··· Extracted material
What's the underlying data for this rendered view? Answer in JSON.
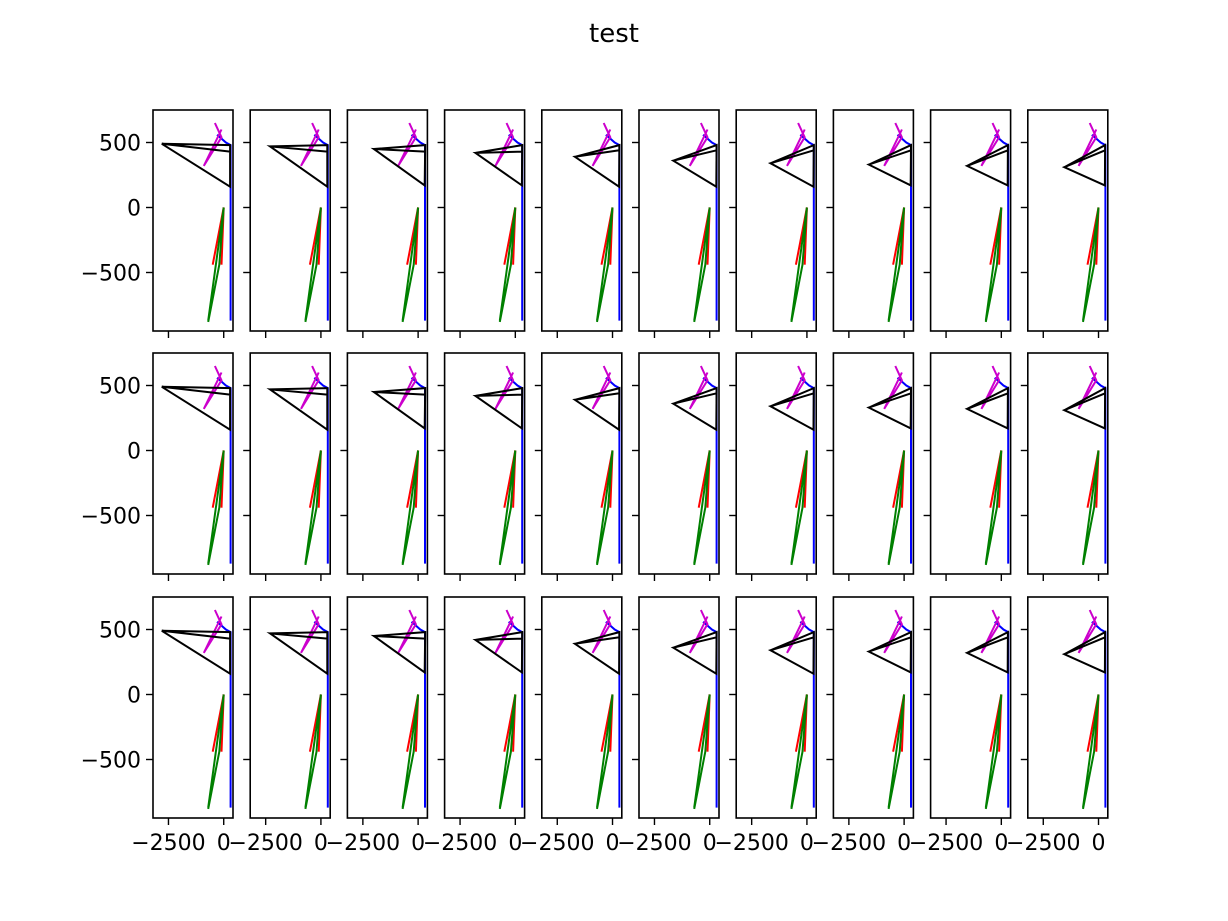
{
  "title": "test",
  "chart_data": {
    "type": "line",
    "title": "test",
    "grid": false,
    "layout": {
      "rows": 3,
      "cols": 10,
      "sharex": true,
      "sharey": true
    },
    "xlabel": "",
    "ylabel": "",
    "xlim": [
      -3200,
      420
    ],
    "ylim": [
      -950,
      750
    ],
    "xticks": [
      -2500,
      0
    ],
    "xtick_labels": [
      "−2500",
      "0"
    ],
    "yticks": [
      500,
      0,
      -500
    ],
    "ytick_labels": [
      "500",
      "0",
      "−500"
    ],
    "colors": {
      "arm": "#0000ff",
      "left_leg": "#ff0000",
      "right_leg": "#008000",
      "shoulder": "#cc00cc",
      "head": "#000000"
    },
    "panels": [
      {
        "black": [
          [
            -2800,
            490
          ],
          [
            290,
            480
          ],
          [
            290,
            160
          ],
          [
            -2800,
            490
          ],
          [
            290,
            430
          ]
        ]
      },
      {
        "black": [
          [
            -2300,
            470
          ],
          [
            290,
            480
          ],
          [
            290,
            160
          ],
          [
            -2300,
            470
          ],
          [
            290,
            430
          ]
        ]
      },
      {
        "black": [
          [
            -2000,
            450
          ],
          [
            320,
            480
          ],
          [
            300,
            170
          ],
          [
            -2000,
            450
          ],
          [
            320,
            430
          ]
        ]
      },
      {
        "black": [
          [
            -1800,
            420
          ],
          [
            310,
            480
          ],
          [
            300,
            170
          ],
          [
            -1800,
            420
          ],
          [
            310,
            430
          ]
        ]
      },
      {
        "black": [
          [
            -1700,
            390
          ],
          [
            310,
            480
          ],
          [
            300,
            160
          ],
          [
            -1700,
            390
          ],
          [
            310,
            440
          ]
        ]
      },
      {
        "black": [
          [
            -1650,
            360
          ],
          [
            310,
            480
          ],
          [
            300,
            160
          ],
          [
            -1650,
            360
          ],
          [
            310,
            440
          ]
        ]
      },
      {
        "black": [
          [
            -1650,
            340
          ],
          [
            310,
            480
          ],
          [
            300,
            160
          ],
          [
            -1650,
            340
          ],
          [
            310,
            440
          ]
        ]
      },
      {
        "black": [
          [
            -1600,
            330
          ],
          [
            310,
            480
          ],
          [
            300,
            170
          ],
          [
            -1600,
            330
          ],
          [
            310,
            440
          ]
        ]
      },
      {
        "black": [
          [
            -1550,
            320
          ],
          [
            300,
            480
          ],
          [
            290,
            170
          ],
          [
            -1550,
            320
          ],
          [
            300,
            440
          ]
        ]
      },
      {
        "black": [
          [
            -1550,
            310
          ],
          [
            300,
            480
          ],
          [
            290,
            170
          ],
          [
            -1550,
            310
          ],
          [
            300,
            440
          ]
        ]
      }
    ],
    "common_series": {
      "arm": [
        [
          -300,
          560
        ],
        [
          100,
          500
        ],
        [
          310,
          480
        ],
        [
          310,
          -870
        ]
      ],
      "left_leg": [
        [
          -500,
          -440
        ],
        [
          0,
          0
        ],
        [
          -100,
          -440
        ]
      ],
      "right_leg": [
        [
          -700,
          -870
        ],
        [
          0,
          0
        ],
        [
          -200,
          -440
        ],
        [
          -700,
          -880
        ]
      ],
      "shoulder": [
        [
          -400,
          650
        ],
        [
          -100,
          540
        ],
        [
          -900,
          320
        ],
        [
          -100,
          600
        ]
      ]
    }
  }
}
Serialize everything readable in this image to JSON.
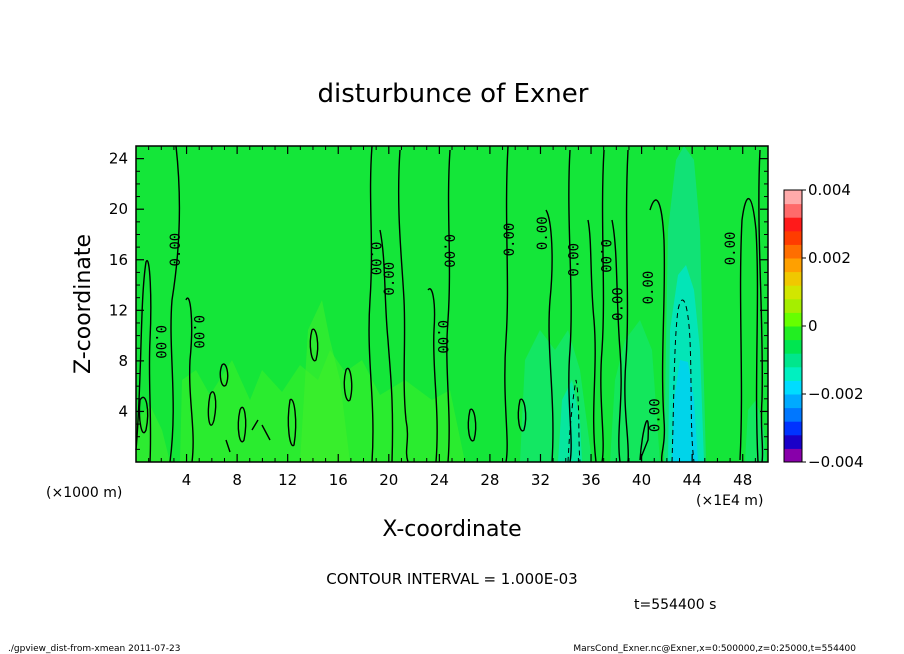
{
  "chart_data": {
    "type": "heatmap",
    "title": "disturbunce of Exner",
    "xlabel": "X-coordinate",
    "ylabel": "Z-coordinate",
    "x_unit_left": "(×1000 m)",
    "x_unit_right": "(×1E4 m)",
    "xlim": [
      0,
      50
    ],
    "ylim": [
      0,
      25
    ],
    "x_ticks": [
      "4",
      "8",
      "12",
      "16",
      "20",
      "24",
      "28",
      "32",
      "36",
      "40",
      "44",
      "48"
    ],
    "y_ticks": [
      "4",
      "8",
      "12",
      "16",
      "20",
      "24"
    ],
    "x_tick_values": [
      4,
      8,
      12,
      16,
      20,
      24,
      28,
      32,
      36,
      40,
      44,
      48
    ],
    "y_tick_values": [
      4,
      8,
      12,
      16,
      20,
      24
    ],
    "contour_label": "0.00",
    "contour_info": "CONTOUR INTERVAL = 1.000E-03",
    "time_label": "t=554400 s",
    "colorbar": {
      "ticks": [
        "0.004",
        "0.002",
        "0",
        "−0.002",
        "−0.004"
      ],
      "tick_values": [
        0.004,
        0.002,
        0,
        -0.002,
        -0.004
      ],
      "min": -0.004,
      "max": 0.004,
      "colors": [
        "#8800aa",
        "#1a00c8",
        "#0033ff",
        "#0077ff",
        "#00aaff",
        "#00dcff",
        "#00f0c0",
        "#00e68c",
        "#00e650",
        "#22ee22",
        "#66ff00",
        "#a5ee00",
        "#d2e600",
        "#f0c800",
        "#ffa000",
        "#ff6e00",
        "#ff3c00",
        "#ff1a1a",
        "#ff6a6a",
        "#ffaaaa"
      ]
    },
    "background_color": "#14e639"
  },
  "footer": {
    "left": "./gpview_dist-from-xmean  2011-07-23",
    "right": "MarsCond_Exner.nc@Exner,x=0:500000,z=0:25000,t=554400"
  }
}
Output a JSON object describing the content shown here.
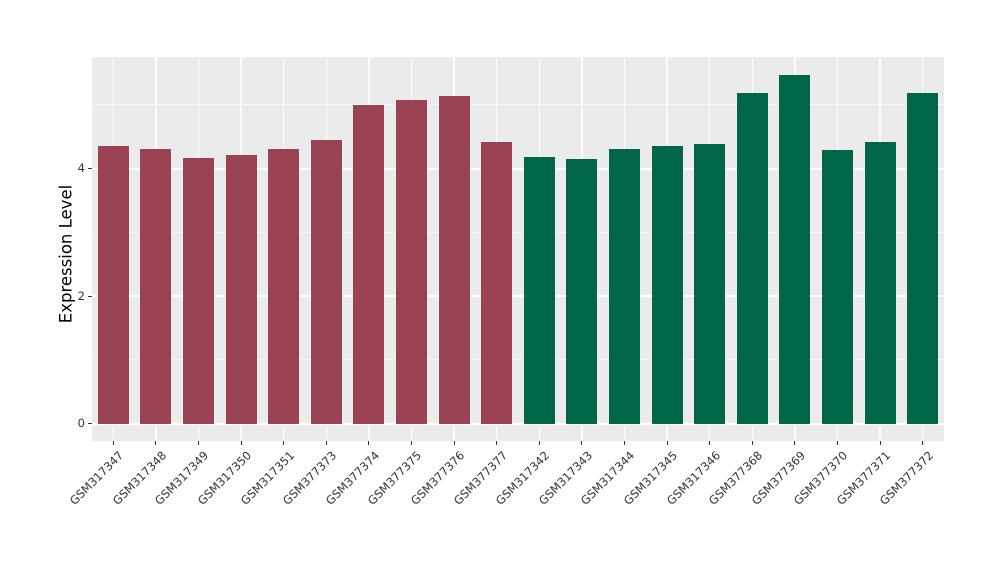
{
  "figure": {
    "background_color": "#ffffff"
  },
  "chart_data": {
    "type": "bar",
    "title": "",
    "xlabel": "",
    "ylabel": "Expression Level",
    "legend": "none",
    "grid": "on",
    "panel_background": "#EBEBEB",
    "grid_major_color": "#FFFFFF",
    "grid_minor_color": "#F7F7F7",
    "tick_color": "#333333",
    "tick_label_color": "#333333",
    "ylim": [
      -0.27,
      5.75
    ],
    "yticks": [
      0,
      2,
      4
    ],
    "yticks_minor": [
      1,
      3,
      5
    ],
    "categories": [
      "GSM317347",
      "GSM317348",
      "GSM317349",
      "GSM317350",
      "GSM317351",
      "GSM377373",
      "GSM377374",
      "GSM377375",
      "GSM377376",
      "GSM377377",
      "GSM317342",
      "GSM317343",
      "GSM317344",
      "GSM317345",
      "GSM317346",
      "GSM377368",
      "GSM377369",
      "GSM377370",
      "GSM377371",
      "GSM377372"
    ],
    "values": [
      4.36,
      4.31,
      4.16,
      4.22,
      4.3,
      4.45,
      4.99,
      5.07,
      5.14,
      4.42,
      4.19,
      4.15,
      4.3,
      4.35,
      4.39,
      5.18,
      5.47,
      4.29,
      4.42,
      5.18
    ],
    "bar_groups": [
      "group1",
      "group1",
      "group1",
      "group1",
      "group1",
      "group1",
      "group1",
      "group1",
      "group1",
      "group1",
      "group2",
      "group2",
      "group2",
      "group2",
      "group2",
      "group2",
      "group2",
      "group2",
      "group2",
      "group2"
    ],
    "group_colors": {
      "group1": "#9A4352",
      "group2": "#006649"
    }
  }
}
······
Instruction. Write out the material above once more, exactly as it reads, with no pictures.

Correct response.
What's the underlying data for this rendered view? Answer in JSON.
{
  "title": "test",
  "chart_data": {
    "type": "line",
    "title": "test",
    "grid": false,
    "layout": {
      "rows": 3,
      "cols": 10,
      "sharex": true,
      "sharey": true
    },
    "xlabel": "",
    "ylabel": "",
    "xlim": [
      -3200,
      420
    ],
    "ylim": [
      -950,
      750
    ],
    "xticks": [
      -2500,
      0
    ],
    "xtick_labels": [
      "−2500",
      "0"
    ],
    "yticks": [
      500,
      0,
      -500
    ],
    "ytick_labels": [
      "500",
      "0",
      "−500"
    ],
    "colors": {
      "arm": "#0000ff",
      "left_leg": "#ff0000",
      "right_leg": "#008000",
      "shoulder": "#cc00cc",
      "head": "#000000"
    },
    "panels": [
      {
        "black": [
          [
            -2800,
            490
          ],
          [
            290,
            480
          ],
          [
            290,
            160
          ],
          [
            -2800,
            490
          ],
          [
            290,
            430
          ]
        ]
      },
      {
        "black": [
          [
            -2300,
            470
          ],
          [
            290,
            480
          ],
          [
            290,
            160
          ],
          [
            -2300,
            470
          ],
          [
            290,
            430
          ]
        ]
      },
      {
        "black": [
          [
            -2000,
            450
          ],
          [
            320,
            480
          ],
          [
            300,
            170
          ],
          [
            -2000,
            450
          ],
          [
            320,
            430
          ]
        ]
      },
      {
        "black": [
          [
            -1800,
            420
          ],
          [
            310,
            480
          ],
          [
            300,
            170
          ],
          [
            -1800,
            420
          ],
          [
            310,
            430
          ]
        ]
      },
      {
        "black": [
          [
            -1700,
            390
          ],
          [
            310,
            480
          ],
          [
            300,
            160
          ],
          [
            -1700,
            390
          ],
          [
            310,
            440
          ]
        ]
      },
      {
        "black": [
          [
            -1650,
            360
          ],
          [
            310,
            480
          ],
          [
            300,
            160
          ],
          [
            -1650,
            360
          ],
          [
            310,
            440
          ]
        ]
      },
      {
        "black": [
          [
            -1650,
            340
          ],
          [
            310,
            480
          ],
          [
            300,
            160
          ],
          [
            -1650,
            340
          ],
          [
            310,
            440
          ]
        ]
      },
      {
        "black": [
          [
            -1600,
            330
          ],
          [
            310,
            480
          ],
          [
            300,
            170
          ],
          [
            -1600,
            330
          ],
          [
            310,
            440
          ]
        ]
      },
      {
        "black": [
          [
            -1550,
            320
          ],
          [
            300,
            480
          ],
          [
            290,
            170
          ],
          [
            -1550,
            320
          ],
          [
            300,
            440
          ]
        ]
      },
      {
        "black": [
          [
            -1550,
            310
          ],
          [
            300,
            480
          ],
          [
            290,
            170
          ],
          [
            -1550,
            310
          ],
          [
            300,
            440
          ]
        ]
      }
    ],
    "common_series": {
      "arm": [
        [
          -300,
          560
        ],
        [
          100,
          500
        ],
        [
          310,
          480
        ],
        [
          310,
          -870
        ]
      ],
      "left_leg": [
        [
          -500,
          -440
        ],
        [
          0,
          0
        ],
        [
          -100,
          -440
        ]
      ],
      "right_leg": [
        [
          -700,
          -870
        ],
        [
          0,
          0
        ],
        [
          -200,
          -440
        ],
        [
          -700,
          -880
        ]
      ],
      "shoulder": [
        [
          -400,
          650
        ],
        [
          -100,
          540
        ],
        [
          -900,
          320
        ],
        [
          -100,
          600
        ]
      ]
    }
  }
}
Serialize everything readable in this image to JSON.
{
  "chart_data": {
    "type": "heatmap",
    "title": "disturbunce of Exner",
    "xlabel": "X-coordinate",
    "ylabel": "Z-coordinate",
    "x_unit_left": "(×1000 m)",
    "x_unit_right": "(×1E4 m)",
    "xlim": [
      0,
      50
    ],
    "ylim": [
      0,
      25
    ],
    "x_ticks": [
      "4",
      "8",
      "12",
      "16",
      "20",
      "24",
      "28",
      "32",
      "36",
      "40",
      "44",
      "48"
    ],
    "y_ticks": [
      "4",
      "8",
      "12",
      "16",
      "20",
      "24"
    ],
    "x_tick_values": [
      4,
      8,
      12,
      16,
      20,
      24,
      28,
      32,
      36,
      40,
      44,
      48
    ],
    "y_tick_values": [
      4,
      8,
      12,
      16,
      20,
      24
    ],
    "contour_label": "0.00",
    "contour_info": "CONTOUR INTERVAL = 1.000E-03",
    "time_label": "t=554400 s",
    "colorbar": {
      "ticks": [
        "0.004",
        "0.002",
        "0",
        "−0.002",
        "−0.004"
      ],
      "tick_values": [
        0.004,
        0.002,
        0,
        -0.002,
        -0.004
      ],
      "min": -0.004,
      "max": 0.004,
      "colors": [
        "#8800aa",
        "#1a00c8",
        "#0033ff",
        "#0077ff",
        "#00aaff",
        "#00dcff",
        "#00f0c0",
        "#00e68c",
        "#00e650",
        "#22ee22",
        "#66ff00",
        "#a5ee00",
        "#d2e600",
        "#f0c800",
        "#ffa000",
        "#ff6e00",
        "#ff3c00",
        "#ff1a1a",
        "#ff6a6a",
        "#ffaaaa"
      ]
    },
    "background_color": "#14e639"
  },
  "footer": {
    "left": "./gpview_dist-from-xmean  2011-07-23",
    "right": "MarsCond_Exner.nc@Exner,x=0:500000,z=0:25000,t=554400"
  }
}
Output a JSON object describing the content shown here.
{
  "figure": {
    "background_color": "#ffffff"
  },
  "chart_data": {
    "type": "bar",
    "title": "",
    "xlabel": "",
    "ylabel": "Expression Level",
    "legend": "none",
    "grid": "on",
    "panel_background": "#EBEBEB",
    "grid_major_color": "#FFFFFF",
    "grid_minor_color": "#F7F7F7",
    "tick_color": "#333333",
    "tick_label_color": "#333333",
    "ylim": [
      -0.27,
      5.75
    ],
    "yticks": [
      0,
      2,
      4
    ],
    "yticks_minor": [
      1,
      3,
      5
    ],
    "categories": [
      "GSM317347",
      "GSM317348",
      "GSM317349",
      "GSM317350",
      "GSM317351",
      "GSM377373",
      "GSM377374",
      "GSM377375",
      "GSM377376",
      "GSM377377",
      "GSM317342",
      "GSM317343",
      "GSM317344",
      "GSM317345",
      "GSM317346",
      "GSM377368",
      "GSM377369",
      "GSM377370",
      "GSM377371",
      "GSM377372"
    ],
    "values": [
      4.36,
      4.31,
      4.16,
      4.22,
      4.3,
      4.45,
      4.99,
      5.07,
      5.14,
      4.42,
      4.19,
      4.15,
      4.3,
      4.35,
      4.39,
      5.18,
      5.47,
      4.29,
      4.42,
      5.18
    ],
    "bar_groups": [
      "group1",
      "group1",
      "group1",
      "group1",
      "group1",
      "group1",
      "group1",
      "group1",
      "group1",
      "group1",
      "group2",
      "group2",
      "group2",
      "group2",
      "group2",
      "group2",
      "group2",
      "group2",
      "group2",
      "group2"
    ],
    "group_colors": {
      "group1": "#9A4352",
      "group2": "#006649"
    }
  }
}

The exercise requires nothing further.